-- BEGIN Record excerpts --

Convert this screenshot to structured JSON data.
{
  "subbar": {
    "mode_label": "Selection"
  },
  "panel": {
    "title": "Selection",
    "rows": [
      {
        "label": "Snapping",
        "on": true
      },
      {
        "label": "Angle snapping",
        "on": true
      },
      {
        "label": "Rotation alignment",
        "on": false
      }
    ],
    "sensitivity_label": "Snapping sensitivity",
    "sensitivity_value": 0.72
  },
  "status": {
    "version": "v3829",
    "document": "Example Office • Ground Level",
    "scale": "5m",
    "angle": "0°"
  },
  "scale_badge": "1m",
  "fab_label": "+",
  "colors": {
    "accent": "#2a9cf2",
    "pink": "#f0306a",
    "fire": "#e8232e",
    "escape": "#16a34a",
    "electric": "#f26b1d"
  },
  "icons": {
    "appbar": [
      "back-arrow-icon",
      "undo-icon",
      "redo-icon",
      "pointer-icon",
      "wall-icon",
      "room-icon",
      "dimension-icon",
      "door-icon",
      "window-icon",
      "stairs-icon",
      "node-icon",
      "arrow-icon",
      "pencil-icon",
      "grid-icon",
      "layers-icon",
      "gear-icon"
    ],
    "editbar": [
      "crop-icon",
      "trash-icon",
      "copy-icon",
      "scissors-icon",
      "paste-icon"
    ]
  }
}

-- END Record excerpts --

Scan the listing above and identify each line holding the string "Selection"; copy every such line.

    "mode_label": "Selection"
    "title": "Selection",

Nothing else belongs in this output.